> [Directive]
Which lines contain the string "text"? Please list every one of them.

> [Dataset content]
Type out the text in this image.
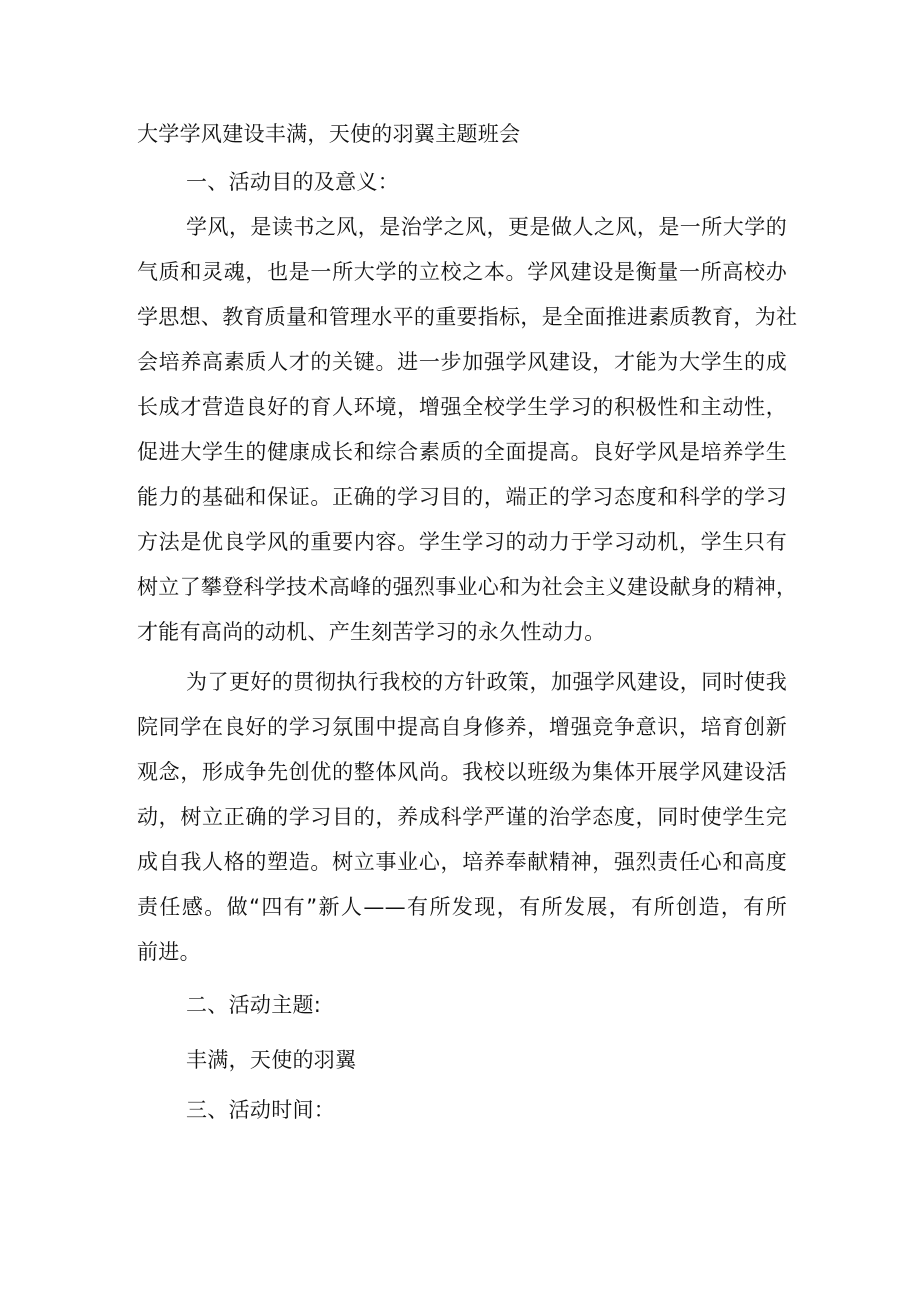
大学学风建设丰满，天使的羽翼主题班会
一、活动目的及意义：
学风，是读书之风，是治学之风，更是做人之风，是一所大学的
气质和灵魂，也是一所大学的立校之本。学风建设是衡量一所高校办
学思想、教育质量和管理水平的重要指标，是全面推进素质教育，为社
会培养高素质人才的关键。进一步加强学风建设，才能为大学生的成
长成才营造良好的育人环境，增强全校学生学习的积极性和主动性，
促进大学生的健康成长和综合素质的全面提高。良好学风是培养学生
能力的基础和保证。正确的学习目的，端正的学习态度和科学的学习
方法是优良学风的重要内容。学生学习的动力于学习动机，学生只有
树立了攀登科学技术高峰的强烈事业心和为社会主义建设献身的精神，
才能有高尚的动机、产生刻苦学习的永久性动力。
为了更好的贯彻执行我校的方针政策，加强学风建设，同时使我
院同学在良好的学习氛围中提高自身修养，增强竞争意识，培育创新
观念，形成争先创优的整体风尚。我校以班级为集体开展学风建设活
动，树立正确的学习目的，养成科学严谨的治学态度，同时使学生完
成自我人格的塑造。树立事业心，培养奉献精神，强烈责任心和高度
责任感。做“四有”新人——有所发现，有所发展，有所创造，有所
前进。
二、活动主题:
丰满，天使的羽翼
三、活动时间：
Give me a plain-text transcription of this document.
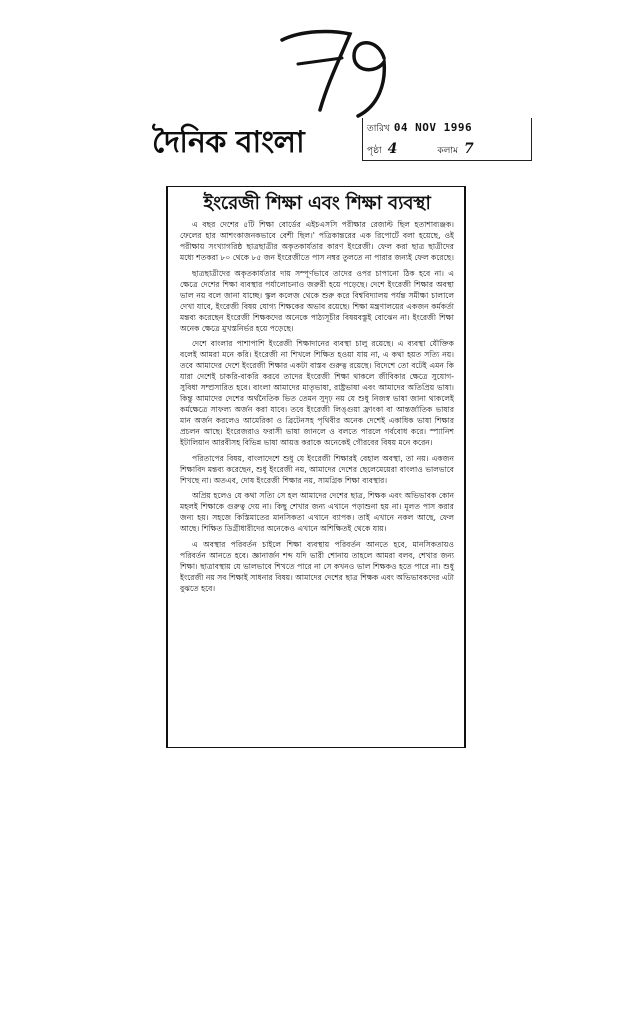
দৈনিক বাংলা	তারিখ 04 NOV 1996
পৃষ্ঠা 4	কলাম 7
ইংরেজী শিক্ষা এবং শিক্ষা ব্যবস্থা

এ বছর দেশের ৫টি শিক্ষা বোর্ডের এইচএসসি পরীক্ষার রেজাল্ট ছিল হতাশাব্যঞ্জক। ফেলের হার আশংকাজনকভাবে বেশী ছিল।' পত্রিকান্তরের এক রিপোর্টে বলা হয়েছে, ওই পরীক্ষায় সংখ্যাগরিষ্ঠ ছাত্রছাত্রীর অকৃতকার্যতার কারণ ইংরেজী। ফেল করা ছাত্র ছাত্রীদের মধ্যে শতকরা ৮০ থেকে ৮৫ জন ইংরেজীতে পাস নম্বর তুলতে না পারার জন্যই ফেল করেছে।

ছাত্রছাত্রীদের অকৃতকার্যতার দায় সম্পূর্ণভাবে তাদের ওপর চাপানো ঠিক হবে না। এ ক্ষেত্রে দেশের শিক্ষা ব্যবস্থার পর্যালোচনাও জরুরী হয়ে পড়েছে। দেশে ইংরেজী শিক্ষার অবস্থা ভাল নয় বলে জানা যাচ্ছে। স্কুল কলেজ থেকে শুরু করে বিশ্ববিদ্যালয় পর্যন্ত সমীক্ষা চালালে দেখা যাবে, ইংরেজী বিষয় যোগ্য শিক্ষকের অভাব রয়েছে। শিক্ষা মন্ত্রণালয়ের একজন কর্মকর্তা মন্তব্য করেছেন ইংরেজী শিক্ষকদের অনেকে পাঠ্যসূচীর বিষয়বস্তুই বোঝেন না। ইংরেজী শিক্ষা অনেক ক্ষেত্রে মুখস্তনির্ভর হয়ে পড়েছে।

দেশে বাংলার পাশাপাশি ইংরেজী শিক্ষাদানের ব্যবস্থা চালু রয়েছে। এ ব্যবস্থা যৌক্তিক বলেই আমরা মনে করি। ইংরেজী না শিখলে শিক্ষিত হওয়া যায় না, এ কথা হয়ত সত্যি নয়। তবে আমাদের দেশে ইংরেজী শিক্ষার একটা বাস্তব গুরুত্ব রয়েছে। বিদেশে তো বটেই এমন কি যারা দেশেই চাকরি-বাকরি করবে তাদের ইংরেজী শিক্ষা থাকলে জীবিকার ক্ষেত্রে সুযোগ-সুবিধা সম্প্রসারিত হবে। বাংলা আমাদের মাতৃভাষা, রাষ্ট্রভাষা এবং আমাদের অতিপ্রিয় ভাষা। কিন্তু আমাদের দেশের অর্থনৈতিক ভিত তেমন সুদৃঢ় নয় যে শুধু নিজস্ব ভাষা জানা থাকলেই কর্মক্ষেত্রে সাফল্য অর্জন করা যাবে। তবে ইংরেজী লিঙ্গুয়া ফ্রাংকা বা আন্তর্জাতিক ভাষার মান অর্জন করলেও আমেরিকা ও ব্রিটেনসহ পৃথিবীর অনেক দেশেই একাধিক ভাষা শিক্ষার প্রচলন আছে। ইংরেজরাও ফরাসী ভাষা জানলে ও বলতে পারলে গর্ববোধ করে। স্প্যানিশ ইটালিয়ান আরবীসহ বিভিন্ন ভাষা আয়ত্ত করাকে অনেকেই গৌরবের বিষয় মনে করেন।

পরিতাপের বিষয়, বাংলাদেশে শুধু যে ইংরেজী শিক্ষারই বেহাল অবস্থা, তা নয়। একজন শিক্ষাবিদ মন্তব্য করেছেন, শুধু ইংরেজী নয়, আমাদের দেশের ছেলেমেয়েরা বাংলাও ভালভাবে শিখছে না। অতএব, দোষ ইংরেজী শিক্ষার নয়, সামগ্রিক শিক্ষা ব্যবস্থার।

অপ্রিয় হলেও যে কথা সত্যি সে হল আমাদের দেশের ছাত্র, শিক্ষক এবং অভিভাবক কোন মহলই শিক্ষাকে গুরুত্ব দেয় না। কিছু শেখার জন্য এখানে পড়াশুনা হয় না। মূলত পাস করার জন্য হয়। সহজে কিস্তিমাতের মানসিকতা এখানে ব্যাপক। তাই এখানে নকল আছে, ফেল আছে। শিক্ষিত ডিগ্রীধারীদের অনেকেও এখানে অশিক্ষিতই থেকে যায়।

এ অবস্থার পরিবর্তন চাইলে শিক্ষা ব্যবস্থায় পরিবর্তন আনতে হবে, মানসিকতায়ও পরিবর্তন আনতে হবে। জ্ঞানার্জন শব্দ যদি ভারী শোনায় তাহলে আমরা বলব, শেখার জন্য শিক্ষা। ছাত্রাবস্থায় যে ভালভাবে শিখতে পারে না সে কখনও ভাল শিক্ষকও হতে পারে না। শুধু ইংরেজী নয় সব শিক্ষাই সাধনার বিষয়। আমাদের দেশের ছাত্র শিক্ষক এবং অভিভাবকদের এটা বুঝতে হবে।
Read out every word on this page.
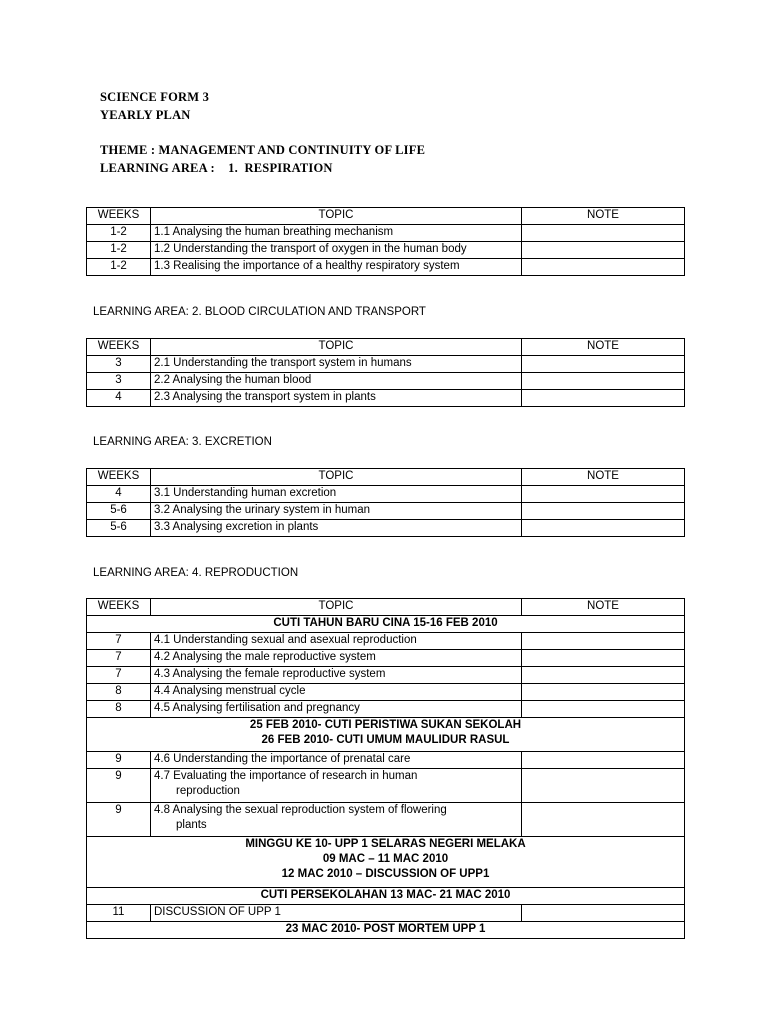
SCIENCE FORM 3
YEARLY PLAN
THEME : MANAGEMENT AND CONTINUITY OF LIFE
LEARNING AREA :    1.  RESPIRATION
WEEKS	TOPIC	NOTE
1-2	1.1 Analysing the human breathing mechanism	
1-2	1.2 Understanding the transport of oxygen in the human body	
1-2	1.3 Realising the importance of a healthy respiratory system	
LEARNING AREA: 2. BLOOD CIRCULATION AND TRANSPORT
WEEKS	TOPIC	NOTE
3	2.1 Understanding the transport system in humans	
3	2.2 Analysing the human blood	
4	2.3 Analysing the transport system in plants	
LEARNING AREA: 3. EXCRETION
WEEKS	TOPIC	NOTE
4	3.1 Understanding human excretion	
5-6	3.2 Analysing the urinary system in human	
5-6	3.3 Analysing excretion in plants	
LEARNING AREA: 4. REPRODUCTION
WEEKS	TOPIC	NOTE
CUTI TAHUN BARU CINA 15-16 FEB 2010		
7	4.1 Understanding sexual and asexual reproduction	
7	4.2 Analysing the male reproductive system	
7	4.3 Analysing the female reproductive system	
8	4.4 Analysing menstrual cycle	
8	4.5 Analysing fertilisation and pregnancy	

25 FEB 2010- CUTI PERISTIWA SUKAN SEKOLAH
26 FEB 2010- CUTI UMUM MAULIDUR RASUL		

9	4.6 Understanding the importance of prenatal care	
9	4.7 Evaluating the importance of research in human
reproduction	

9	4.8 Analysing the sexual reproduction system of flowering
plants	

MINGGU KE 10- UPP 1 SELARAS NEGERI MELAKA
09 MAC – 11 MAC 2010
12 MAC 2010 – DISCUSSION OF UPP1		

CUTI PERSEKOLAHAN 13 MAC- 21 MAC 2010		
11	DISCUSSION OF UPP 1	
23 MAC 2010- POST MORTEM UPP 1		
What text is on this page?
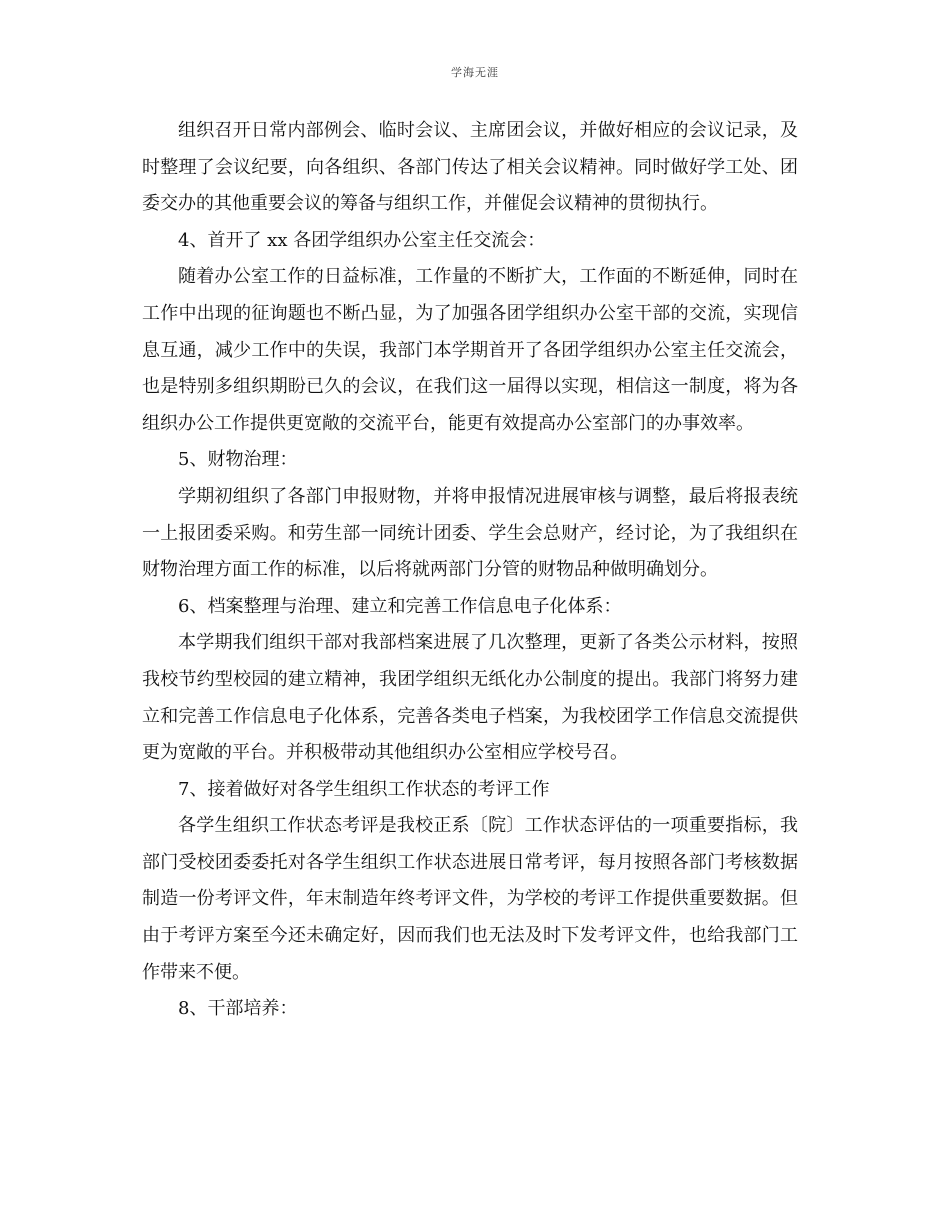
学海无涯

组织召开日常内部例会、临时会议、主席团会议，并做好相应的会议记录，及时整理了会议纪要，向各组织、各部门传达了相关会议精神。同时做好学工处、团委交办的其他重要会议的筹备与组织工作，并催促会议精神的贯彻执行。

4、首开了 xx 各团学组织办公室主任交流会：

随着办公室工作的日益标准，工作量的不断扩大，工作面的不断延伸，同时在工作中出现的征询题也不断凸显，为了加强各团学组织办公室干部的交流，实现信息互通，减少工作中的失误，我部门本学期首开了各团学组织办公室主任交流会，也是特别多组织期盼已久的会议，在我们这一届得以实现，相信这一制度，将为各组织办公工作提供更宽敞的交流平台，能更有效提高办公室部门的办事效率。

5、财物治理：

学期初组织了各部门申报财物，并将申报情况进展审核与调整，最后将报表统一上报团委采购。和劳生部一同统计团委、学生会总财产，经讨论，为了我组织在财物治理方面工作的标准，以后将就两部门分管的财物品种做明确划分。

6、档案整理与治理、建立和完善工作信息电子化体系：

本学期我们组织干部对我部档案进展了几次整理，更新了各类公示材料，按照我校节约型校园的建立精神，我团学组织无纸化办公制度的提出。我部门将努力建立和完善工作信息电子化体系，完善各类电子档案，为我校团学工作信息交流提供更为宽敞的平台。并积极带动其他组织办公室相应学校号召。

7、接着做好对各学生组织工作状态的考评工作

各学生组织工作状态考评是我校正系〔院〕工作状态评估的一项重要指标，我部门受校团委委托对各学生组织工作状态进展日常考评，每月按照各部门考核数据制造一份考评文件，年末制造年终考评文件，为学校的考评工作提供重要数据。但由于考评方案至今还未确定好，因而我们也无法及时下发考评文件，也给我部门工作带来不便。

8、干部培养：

> [Correct output]
Type out the text in this image.
Give me a plain-text transcription of this document.
What text is on this page?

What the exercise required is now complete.